» **Work to be completed**: Identify and copy all lines of the material where the string "xlabel" is found.

___ Task input

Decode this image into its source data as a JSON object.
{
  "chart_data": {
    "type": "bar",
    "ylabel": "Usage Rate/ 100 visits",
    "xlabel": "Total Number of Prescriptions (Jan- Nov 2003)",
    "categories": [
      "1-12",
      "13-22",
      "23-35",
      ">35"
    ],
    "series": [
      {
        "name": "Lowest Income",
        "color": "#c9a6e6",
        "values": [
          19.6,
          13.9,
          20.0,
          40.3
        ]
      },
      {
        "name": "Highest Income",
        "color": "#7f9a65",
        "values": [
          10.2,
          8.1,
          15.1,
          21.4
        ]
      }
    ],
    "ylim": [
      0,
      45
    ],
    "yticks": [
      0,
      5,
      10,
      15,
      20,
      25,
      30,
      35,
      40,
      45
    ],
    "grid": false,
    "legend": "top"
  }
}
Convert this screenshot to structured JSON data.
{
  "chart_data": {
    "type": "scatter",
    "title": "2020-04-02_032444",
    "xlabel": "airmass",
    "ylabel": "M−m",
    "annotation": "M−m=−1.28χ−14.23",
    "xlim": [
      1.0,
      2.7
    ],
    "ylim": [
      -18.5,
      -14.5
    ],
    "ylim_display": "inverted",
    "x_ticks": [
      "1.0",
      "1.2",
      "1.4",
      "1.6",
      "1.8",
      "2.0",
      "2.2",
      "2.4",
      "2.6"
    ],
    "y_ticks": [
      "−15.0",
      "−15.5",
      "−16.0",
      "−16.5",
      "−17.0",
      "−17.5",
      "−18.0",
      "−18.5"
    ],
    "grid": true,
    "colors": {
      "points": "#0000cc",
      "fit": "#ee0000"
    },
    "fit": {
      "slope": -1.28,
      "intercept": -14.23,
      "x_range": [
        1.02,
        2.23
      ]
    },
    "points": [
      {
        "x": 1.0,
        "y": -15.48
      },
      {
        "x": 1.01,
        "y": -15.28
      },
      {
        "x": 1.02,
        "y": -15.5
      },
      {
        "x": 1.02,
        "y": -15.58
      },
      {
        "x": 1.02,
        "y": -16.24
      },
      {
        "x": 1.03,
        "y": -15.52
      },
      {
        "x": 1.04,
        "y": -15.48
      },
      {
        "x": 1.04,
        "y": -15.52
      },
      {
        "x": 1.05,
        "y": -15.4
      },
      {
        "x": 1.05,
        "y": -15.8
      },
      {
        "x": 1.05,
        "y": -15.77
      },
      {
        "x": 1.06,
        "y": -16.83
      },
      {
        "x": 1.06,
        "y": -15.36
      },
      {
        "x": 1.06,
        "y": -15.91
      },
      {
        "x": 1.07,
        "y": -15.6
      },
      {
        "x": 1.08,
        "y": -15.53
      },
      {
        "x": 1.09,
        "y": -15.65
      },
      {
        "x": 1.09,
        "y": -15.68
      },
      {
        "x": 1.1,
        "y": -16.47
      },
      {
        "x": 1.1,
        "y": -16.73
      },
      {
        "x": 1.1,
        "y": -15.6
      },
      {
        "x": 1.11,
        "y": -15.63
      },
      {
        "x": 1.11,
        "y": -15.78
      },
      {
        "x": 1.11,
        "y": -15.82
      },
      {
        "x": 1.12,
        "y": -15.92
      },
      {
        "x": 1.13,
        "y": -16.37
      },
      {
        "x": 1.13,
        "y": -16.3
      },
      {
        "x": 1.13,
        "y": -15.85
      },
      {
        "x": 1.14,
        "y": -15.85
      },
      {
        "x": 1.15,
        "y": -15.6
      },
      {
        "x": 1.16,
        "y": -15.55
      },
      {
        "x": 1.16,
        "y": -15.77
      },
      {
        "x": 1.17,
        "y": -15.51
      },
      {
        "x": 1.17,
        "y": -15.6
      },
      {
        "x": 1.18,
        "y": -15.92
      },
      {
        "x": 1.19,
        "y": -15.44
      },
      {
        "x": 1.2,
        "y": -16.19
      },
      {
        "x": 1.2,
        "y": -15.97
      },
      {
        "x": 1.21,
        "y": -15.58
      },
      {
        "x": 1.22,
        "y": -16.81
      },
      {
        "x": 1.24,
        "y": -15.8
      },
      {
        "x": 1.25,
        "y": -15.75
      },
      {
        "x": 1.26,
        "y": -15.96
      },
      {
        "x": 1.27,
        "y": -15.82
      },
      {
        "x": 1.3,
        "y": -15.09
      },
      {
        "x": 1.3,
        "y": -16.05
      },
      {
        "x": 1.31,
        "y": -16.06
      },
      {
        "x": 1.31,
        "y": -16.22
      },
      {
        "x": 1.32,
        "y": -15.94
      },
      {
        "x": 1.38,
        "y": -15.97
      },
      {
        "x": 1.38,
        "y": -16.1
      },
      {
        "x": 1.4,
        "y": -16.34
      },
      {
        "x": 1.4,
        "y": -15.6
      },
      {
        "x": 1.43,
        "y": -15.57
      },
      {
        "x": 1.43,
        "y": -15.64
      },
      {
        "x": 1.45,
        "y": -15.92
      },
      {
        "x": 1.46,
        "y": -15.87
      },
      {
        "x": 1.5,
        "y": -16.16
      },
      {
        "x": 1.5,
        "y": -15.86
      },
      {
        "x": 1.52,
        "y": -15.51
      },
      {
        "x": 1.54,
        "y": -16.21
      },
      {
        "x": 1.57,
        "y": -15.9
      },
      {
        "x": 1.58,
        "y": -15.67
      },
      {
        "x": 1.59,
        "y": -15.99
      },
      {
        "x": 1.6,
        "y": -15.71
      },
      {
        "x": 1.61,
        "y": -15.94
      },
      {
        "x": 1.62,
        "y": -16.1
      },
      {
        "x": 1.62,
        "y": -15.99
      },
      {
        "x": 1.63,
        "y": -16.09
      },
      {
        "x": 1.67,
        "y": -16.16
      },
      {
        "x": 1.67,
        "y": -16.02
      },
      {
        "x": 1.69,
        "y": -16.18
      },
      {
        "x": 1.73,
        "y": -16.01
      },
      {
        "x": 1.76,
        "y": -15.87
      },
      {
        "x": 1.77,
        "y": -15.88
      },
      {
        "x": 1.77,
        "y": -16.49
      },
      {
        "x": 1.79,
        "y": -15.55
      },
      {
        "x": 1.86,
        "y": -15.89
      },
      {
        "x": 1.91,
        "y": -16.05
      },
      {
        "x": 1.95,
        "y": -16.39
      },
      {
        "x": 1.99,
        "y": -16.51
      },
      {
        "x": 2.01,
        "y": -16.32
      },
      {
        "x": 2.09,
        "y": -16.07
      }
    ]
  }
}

______

» **Answer in full**:
    "xlabel": "Total Number of Prescriptions (Jan- Nov 2003)",
    "xlabel": "airmass",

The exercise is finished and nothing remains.